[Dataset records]
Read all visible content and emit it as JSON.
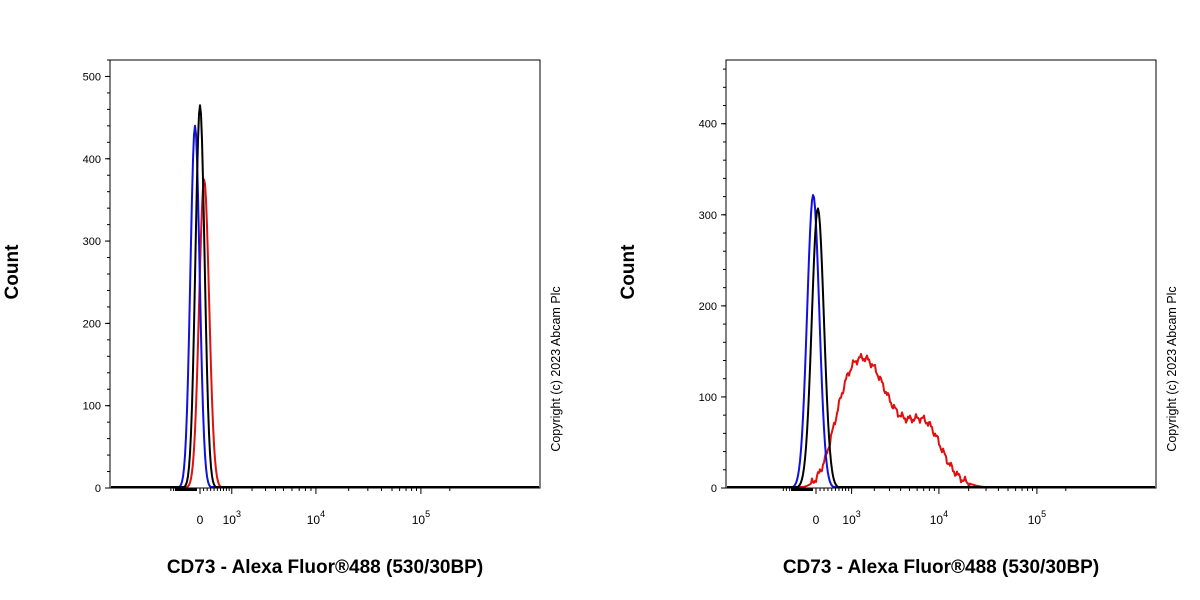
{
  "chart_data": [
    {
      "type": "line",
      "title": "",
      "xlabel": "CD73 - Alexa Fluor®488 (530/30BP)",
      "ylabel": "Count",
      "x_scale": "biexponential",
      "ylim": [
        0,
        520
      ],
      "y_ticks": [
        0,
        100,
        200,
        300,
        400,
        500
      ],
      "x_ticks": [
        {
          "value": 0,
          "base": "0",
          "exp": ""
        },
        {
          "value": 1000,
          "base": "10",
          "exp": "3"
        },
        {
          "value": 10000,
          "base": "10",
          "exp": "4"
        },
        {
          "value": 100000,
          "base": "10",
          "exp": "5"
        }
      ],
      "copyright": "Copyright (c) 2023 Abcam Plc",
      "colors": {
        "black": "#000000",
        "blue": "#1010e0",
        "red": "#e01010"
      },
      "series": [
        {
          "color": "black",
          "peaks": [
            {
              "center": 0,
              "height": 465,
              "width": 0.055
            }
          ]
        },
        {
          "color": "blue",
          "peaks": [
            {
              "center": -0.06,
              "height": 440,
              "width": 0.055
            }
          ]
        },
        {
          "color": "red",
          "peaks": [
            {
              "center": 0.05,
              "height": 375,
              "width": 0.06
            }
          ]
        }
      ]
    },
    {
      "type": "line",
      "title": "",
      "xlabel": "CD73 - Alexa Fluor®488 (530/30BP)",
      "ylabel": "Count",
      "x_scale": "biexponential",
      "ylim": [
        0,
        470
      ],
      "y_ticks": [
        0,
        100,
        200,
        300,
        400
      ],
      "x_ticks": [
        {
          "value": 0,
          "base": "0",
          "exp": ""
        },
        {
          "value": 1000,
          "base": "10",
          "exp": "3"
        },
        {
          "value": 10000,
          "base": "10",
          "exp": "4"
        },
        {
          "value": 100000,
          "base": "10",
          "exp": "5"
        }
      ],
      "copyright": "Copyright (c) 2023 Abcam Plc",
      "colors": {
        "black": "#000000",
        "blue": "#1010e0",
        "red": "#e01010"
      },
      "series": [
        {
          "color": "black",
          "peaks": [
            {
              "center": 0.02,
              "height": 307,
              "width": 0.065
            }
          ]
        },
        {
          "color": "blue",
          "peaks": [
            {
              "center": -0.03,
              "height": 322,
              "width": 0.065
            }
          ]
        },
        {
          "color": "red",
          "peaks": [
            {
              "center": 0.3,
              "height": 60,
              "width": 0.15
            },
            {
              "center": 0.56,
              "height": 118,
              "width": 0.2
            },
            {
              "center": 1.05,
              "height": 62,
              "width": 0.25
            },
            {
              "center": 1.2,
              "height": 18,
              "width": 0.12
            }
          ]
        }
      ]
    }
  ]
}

==

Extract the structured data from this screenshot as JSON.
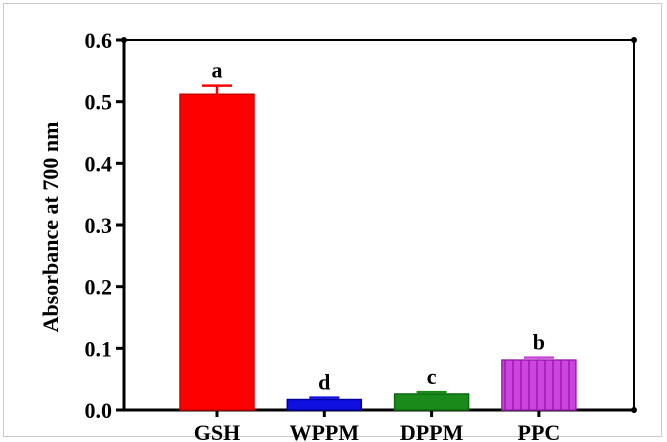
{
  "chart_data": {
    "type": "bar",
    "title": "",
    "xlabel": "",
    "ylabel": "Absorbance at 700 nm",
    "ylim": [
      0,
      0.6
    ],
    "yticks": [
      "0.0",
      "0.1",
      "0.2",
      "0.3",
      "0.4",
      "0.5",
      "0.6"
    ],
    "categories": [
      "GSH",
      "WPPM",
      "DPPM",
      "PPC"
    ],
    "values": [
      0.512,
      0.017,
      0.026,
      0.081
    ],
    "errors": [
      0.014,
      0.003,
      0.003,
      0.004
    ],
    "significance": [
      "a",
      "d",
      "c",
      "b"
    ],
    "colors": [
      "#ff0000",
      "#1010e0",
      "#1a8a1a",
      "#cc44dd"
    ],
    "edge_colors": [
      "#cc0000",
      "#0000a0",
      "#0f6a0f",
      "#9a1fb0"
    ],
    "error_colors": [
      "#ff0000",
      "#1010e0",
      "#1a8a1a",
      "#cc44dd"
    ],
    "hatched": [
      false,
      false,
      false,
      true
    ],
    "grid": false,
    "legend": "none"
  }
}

==

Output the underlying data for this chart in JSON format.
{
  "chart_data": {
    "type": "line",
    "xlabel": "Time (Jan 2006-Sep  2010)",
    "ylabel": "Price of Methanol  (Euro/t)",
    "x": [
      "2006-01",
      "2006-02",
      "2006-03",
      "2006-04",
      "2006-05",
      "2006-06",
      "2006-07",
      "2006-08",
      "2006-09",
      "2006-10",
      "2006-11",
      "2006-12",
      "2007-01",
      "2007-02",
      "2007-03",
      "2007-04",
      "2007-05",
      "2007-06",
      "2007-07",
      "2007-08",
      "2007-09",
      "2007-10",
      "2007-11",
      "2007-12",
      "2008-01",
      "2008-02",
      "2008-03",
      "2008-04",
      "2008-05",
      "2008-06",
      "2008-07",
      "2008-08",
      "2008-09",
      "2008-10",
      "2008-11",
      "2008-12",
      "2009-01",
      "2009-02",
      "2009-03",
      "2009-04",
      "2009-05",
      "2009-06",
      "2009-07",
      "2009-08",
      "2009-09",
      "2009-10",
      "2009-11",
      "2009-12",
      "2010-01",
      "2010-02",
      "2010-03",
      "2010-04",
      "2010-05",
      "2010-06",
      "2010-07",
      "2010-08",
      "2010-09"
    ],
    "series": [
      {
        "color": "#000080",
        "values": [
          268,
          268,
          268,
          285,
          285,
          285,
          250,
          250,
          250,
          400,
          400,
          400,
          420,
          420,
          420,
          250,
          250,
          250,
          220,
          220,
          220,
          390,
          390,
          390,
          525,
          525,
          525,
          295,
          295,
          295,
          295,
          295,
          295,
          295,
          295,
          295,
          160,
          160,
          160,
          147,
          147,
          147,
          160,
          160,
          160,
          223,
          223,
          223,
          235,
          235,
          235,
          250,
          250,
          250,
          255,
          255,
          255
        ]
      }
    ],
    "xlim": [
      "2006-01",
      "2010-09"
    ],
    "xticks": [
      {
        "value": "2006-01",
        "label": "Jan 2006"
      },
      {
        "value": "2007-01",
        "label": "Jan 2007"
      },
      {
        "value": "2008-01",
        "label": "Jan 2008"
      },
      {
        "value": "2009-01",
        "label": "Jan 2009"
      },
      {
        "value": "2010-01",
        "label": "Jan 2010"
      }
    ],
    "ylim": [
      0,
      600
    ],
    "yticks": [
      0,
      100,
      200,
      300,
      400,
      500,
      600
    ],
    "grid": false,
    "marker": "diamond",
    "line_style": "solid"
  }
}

### Work required
From the entries above, pull out each line that includes "width".

### Reply to the exercise
              "width": 0.055
              "width": 0.055
              "width": 0.06
              "width": 0.065
              "width": 0.065
              "width": 0.15
              "width": 0.2
              "width": 0.25
              "width": 0.12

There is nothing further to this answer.